Task requirements: Copy out the entries below in full and exactly.

Chart and figure data:
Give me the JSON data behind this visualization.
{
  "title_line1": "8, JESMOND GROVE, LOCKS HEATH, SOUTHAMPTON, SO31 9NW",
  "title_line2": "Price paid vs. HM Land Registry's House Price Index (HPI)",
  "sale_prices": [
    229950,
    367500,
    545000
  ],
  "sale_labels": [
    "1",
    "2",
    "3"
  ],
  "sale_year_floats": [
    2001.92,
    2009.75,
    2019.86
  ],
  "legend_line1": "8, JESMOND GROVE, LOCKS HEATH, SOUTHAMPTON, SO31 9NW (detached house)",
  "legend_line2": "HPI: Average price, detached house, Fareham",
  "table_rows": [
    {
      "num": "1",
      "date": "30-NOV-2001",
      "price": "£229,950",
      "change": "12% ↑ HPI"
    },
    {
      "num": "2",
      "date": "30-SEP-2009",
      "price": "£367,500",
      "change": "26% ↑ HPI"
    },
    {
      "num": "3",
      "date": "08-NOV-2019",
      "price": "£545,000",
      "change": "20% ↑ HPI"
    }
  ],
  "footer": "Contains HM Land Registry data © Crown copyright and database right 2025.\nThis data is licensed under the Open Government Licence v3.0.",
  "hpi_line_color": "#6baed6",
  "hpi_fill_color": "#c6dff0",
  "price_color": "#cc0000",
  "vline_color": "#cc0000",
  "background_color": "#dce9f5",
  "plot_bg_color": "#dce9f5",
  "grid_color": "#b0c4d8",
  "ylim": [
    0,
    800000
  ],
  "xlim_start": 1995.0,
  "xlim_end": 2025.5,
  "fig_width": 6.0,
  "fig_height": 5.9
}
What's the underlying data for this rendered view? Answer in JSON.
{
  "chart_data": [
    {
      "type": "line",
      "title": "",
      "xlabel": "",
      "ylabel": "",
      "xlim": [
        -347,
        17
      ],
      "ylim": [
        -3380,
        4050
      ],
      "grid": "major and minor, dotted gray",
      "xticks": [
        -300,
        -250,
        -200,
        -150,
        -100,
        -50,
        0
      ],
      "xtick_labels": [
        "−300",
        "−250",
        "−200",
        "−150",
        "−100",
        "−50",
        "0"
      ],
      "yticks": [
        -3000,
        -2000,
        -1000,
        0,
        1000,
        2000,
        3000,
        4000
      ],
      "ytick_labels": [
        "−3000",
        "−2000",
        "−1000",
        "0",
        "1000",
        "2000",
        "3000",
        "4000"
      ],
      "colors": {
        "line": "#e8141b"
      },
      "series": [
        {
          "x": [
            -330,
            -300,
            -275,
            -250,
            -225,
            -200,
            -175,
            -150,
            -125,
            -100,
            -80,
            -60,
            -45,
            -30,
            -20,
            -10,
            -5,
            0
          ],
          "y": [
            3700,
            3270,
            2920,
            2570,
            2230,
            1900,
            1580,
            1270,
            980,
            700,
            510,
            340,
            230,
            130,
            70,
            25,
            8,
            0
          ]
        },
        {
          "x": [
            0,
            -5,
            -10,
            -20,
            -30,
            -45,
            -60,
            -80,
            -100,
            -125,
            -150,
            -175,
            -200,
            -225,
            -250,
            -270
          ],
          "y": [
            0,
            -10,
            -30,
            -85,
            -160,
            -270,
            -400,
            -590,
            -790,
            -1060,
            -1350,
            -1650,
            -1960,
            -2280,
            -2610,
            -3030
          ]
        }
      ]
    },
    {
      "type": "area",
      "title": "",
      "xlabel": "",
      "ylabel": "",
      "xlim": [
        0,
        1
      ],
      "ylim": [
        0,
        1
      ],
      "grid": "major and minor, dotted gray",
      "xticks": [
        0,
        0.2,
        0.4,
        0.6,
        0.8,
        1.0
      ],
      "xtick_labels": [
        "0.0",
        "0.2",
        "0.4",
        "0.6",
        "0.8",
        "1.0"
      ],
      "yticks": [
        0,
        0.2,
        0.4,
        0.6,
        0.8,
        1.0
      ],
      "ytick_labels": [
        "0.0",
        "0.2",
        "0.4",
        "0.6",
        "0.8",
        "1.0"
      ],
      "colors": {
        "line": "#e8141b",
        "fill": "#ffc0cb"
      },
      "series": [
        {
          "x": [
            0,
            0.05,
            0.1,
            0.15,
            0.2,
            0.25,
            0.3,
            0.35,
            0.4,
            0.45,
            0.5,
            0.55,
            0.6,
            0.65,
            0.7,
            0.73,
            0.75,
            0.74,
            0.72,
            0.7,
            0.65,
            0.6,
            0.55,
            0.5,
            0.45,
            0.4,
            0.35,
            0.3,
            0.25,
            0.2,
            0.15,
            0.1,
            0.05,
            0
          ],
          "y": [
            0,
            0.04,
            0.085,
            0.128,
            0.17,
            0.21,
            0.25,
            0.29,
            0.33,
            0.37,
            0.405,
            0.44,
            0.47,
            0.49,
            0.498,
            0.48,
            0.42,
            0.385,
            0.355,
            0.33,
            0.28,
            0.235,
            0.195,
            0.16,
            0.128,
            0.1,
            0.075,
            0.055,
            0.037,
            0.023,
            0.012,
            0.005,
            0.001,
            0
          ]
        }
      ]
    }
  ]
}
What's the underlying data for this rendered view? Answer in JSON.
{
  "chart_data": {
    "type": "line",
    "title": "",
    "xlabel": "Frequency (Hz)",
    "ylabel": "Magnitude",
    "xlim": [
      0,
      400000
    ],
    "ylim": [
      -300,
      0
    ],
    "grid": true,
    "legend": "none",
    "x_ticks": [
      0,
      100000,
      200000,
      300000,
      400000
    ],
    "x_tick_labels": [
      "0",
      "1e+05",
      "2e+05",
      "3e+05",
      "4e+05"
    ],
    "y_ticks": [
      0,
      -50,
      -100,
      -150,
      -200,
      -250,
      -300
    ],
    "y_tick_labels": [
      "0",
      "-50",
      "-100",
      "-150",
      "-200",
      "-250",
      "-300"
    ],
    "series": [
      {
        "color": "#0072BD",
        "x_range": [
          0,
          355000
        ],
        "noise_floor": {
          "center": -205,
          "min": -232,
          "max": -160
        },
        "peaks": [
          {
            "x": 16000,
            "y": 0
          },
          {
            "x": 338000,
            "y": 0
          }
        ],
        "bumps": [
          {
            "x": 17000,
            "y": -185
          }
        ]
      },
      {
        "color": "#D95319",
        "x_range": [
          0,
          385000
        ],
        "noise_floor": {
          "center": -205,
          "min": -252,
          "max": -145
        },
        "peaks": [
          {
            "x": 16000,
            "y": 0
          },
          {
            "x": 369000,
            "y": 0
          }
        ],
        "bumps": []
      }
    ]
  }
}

Solution to this problem:
Give me the JSON data behind this visualization.
{
  "title_line1": "8, JESMOND GROVE, LOCKS HEATH, SOUTHAMPTON, SO31 9NW",
  "title_line2": "Price paid vs. HM Land Registry's House Price Index (HPI)",
  "sale_prices": [
    229950,
    367500,
    545000
  ],
  "sale_labels": [
    "1",
    "2",
    "3"
  ],
  "sale_year_floats": [
    2001.92,
    2009.75,
    2019.86
  ],
  "legend_line1": "8, JESMOND GROVE, LOCKS HEATH, SOUTHAMPTON, SO31 9NW (detached house)",
  "legend_line2": "HPI: Average price, detached house, Fareham",
  "table_rows": [
    {
      "num": "1",
      "date": "30-NOV-2001",
      "price": "£229,950",
      "change": "12% ↑ HPI"
    },
    {
      "num": "2",
      "date": "30-SEP-2009",
      "price": "£367,500",
      "change": "26% ↑ HPI"
    },
    {
      "num": "3",
      "date": "08-NOV-2019",
      "price": "£545,000",
      "change": "20% ↑ HPI"
    }
  ],
  "footer": "Contains HM Land Registry data © Crown copyright and database right 2025.\nThis data is licensed under the Open Government Licence v3.0.",
  "hpi_line_color": "#6baed6",
  "hpi_fill_color": "#c6dff0",
  "price_color": "#cc0000",
  "vline_color": "#cc0000",
  "background_color": "#dce9f5",
  "plot_bg_color": "#dce9f5",
  "grid_color": "#b0c4d8",
  "ylim": [
    0,
    800000
  ],
  "xlim_start": 1995.0,
  "xlim_end": 2025.5,
  "fig_width": 6.0,
  "fig_height": 5.9
}
What's the underlying data for this rendered view? Answer in JSON.
{
  "chart_data": [
    {
      "type": "line",
      "title": "",
      "xlabel": "",
      "ylabel": "",
      "xlim": [
        -347,
        17
      ],
      "ylim": [
        -3380,
        4050
      ],
      "grid": "major and minor, dotted gray",
      "xticks": [
        -300,
        -250,
        -200,
        -150,
        -100,
        -50,
        0
      ],
      "xtick_labels": [
        "−300",
        "−250",
        "−200",
        "−150",
        "−100",
        "−50",
        "0"
      ],
      "yticks": [
        -3000,
        -2000,
        -1000,
        0,
        1000,
        2000,
        3000,
        4000
      ],
      "ytick_labels": [
        "−3000",
        "−2000",
        "−1000",
        "0",
        "1000",
        "2000",
        "3000",
        "4000"
      ],
      "colors": {
        "line": "#e8141b"
      },
      "series": [
        {
          "x": [
            -330,
            -300,
            -275,
            -250,
            -225,
            -200,
            -175,
            -150,
            -125,
            -100,
            -80,
            -60,
            -45,
            -30,
            -20,
            -10,
            -5,
            0
          ],
          "y": [
            3700,
            3270,
            2920,
            2570,
            2230,
            1900,
            1580,
            1270,
            980,
            700,
            510,
            340,
            230,
            130,
            70,
            25,
            8,
            0
          ]
        },
        {
          "x": [
            0,
            -5,
            -10,
            -20,
            -30,
            -45,
            -60,
            -80,
            -100,
            -125,
            -150,
            -175,
            -200,
            -225,
            -250,
            -270
          ],
          "y": [
            0,
            -10,
            -30,
            -85,
            -160,
            -270,
            -400,
            -590,
            -790,
            -1060,
            -1350,
            -1650,
            -1960,
            -2280,
            -2610,
            -3030
          ]
        }
      ]
    },
    {
      "type": "area",
      "title": "",
      "xlabel": "",
      "ylabel": "",
      "xlim": [
        0,
        1
      ],
      "ylim": [
        0,
        1
      ],
      "grid": "major and minor, dotted gray",
      "xticks": [
        0,
        0.2,
        0.4,
        0.6,
        0.8,
        1.0
      ],
      "xtick_labels": [
        "0.0",
        "0.2",
        "0.4",
        "0.6",
        "0.8",
        "1.0"
      ],
      "yticks": [
        0,
        0.2,
        0.4,
        0.6,
        0.8,
        1.0
      ],
      "ytick_labels": [
        "0.0",
        "0.2",
        "0.4",
        "0.6",
        "0.8",
        "1.0"
      ],
      "colors": {
        "line": "#e8141b",
        "fill": "#ffc0cb"
      },
      "series": [
        {
          "x": [
            0,
            0.05,
            0.1,
            0.15,
            0.2,
            0.25,
            0.3,
            0.35,
            0.4,
            0.45,
            0.5,
            0.55,
            0.6,
            0.65,
            0.7,
            0.73,
            0.75,
            0.74,
            0.72,
            0.7,
            0.65,
            0.6,
            0.55,
            0.5,
            0.45,
            0.4,
            0.35,
            0.3,
            0.25,
            0.2,
            0.15,
            0.1,
            0.05,
            0
          ],
          "y": [
            0,
            0.04,
            0.085,
            0.128,
            0.17,
            0.21,
            0.25,
            0.29,
            0.33,
            0.37,
            0.405,
            0.44,
            0.47,
            0.49,
            0.498,
            0.48,
            0.42,
            0.385,
            0.355,
            0.33,
            0.28,
            0.235,
            0.195,
            0.16,
            0.128,
            0.1,
            0.075,
            0.055,
            0.037,
            0.023,
            0.012,
            0.005,
            0.001,
            0
          ]
        }
      ]
    }
  ]
}
What's the underlying data for this rendered view? Answer in JSON.
{
  "chart_data": {
    "type": "line",
    "title": "",
    "xlabel": "Frequency (Hz)",
    "ylabel": "Magnitude",
    "xlim": [
      0,
      400000
    ],
    "ylim": [
      -300,
      0
    ],
    "grid": true,
    "legend": "none",
    "x_ticks": [
      0,
      100000,
      200000,
      300000,
      400000
    ],
    "x_tick_labels": [
      "0",
      "1e+05",
      "2e+05",
      "3e+05",
      "4e+05"
    ],
    "y_ticks": [
      0,
      -50,
      -100,
      -150,
      -200,
      -250,
      -300
    ],
    "y_tick_labels": [
      "0",
      "-50",
      "-100",
      "-150",
      "-200",
      "-250",
      "-300"
    ],
    "series": [
      {
        "color": "#0072BD",
        "x_range": [
          0,
          355000
        ],
        "noise_floor": {
          "center": -205,
          "min": -232,
          "max": -160
        },
        "peaks": [
          {
            "x": 16000,
            "y": 0
          },
          {
            "x": 338000,
            "y": 0
          }
        ],
        "bumps": [
          {
            "x": 17000,
            "y": -185
          }
        ]
      },
      {
        "color": "#D95319",
        "x_range": [
          0,
          385000
        ],
        "noise_floor": {
          "center": -205,
          "min": -252,
          "max": -145
        },
        "peaks": [
          {
            "x": 16000,
            "y": 0
          },
          {
            "x": 369000,
            "y": 0
          }
        ],
        "bumps": []
      }
    ]
  }
}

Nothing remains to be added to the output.